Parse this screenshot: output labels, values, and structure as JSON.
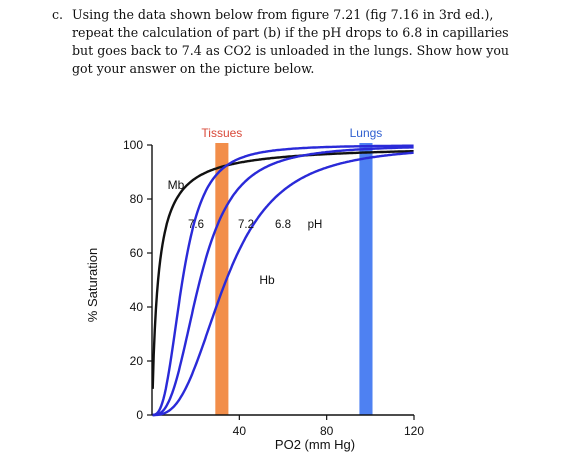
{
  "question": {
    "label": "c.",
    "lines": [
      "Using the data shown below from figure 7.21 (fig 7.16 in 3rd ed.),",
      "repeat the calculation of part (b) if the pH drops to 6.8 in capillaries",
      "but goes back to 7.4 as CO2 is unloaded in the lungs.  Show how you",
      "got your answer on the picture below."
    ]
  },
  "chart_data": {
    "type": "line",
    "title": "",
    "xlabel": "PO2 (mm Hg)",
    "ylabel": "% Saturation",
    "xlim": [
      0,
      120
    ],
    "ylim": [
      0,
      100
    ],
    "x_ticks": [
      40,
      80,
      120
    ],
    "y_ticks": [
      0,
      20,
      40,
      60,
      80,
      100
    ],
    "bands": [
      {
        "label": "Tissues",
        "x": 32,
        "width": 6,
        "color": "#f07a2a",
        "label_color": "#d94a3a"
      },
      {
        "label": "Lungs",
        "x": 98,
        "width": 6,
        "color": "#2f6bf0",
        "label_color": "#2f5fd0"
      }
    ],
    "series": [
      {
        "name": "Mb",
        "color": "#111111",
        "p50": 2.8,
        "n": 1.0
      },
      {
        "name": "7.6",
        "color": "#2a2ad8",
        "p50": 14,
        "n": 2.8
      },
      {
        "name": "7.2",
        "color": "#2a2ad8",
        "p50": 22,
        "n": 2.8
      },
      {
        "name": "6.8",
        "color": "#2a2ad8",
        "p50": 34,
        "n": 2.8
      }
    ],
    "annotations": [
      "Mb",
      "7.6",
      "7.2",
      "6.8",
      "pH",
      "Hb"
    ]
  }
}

────

Give an exact copy of the material, leaving out every picture.

Result below
Parse this screenshot: output labels, values, and structure as JSON.
{
  "question": {
    "label": "c.",
    "lines": [
      "Using the data shown below from figure 7.21 (fig 7.16 in 3rd ed.),",
      "repeat the calculation of part (b) if the pH drops to 6.8 in capillaries",
      "but goes back to 7.4 as CO2 is unloaded in the lungs.  Show how you",
      "got your answer on the picture below."
    ]
  },
  "chart_data": {
    "type": "line",
    "title": "",
    "xlabel": "PO2 (mm Hg)",
    "ylabel": "% Saturation",
    "xlim": [
      0,
      120
    ],
    "ylim": [
      0,
      100
    ],
    "x_ticks": [
      40,
      80,
      120
    ],
    "y_ticks": [
      0,
      20,
      40,
      60,
      80,
      100
    ],
    "bands": [
      {
        "label": "Tissues",
        "x": 32,
        "width": 6,
        "color": "#f07a2a",
        "label_color": "#d94a3a"
      },
      {
        "label": "Lungs",
        "x": 98,
        "width": 6,
        "color": "#2f6bf0",
        "label_color": "#2f5fd0"
      }
    ],
    "series": [
      {
        "name": "Mb",
        "color": "#111111",
        "p50": 2.8,
        "n": 1.0
      },
      {
        "name": "7.6",
        "color": "#2a2ad8",
        "p50": 14,
        "n": 2.8
      },
      {
        "name": "7.2",
        "color": "#2a2ad8",
        "p50": 22,
        "n": 2.8
      },
      {
        "name": "6.8",
        "color": "#2a2ad8",
        "p50": 34,
        "n": 2.8
      }
    ],
    "annotations": [
      "Mb",
      "7.6",
      "7.2",
      "6.8",
      "pH",
      "Hb"
    ]
  }
}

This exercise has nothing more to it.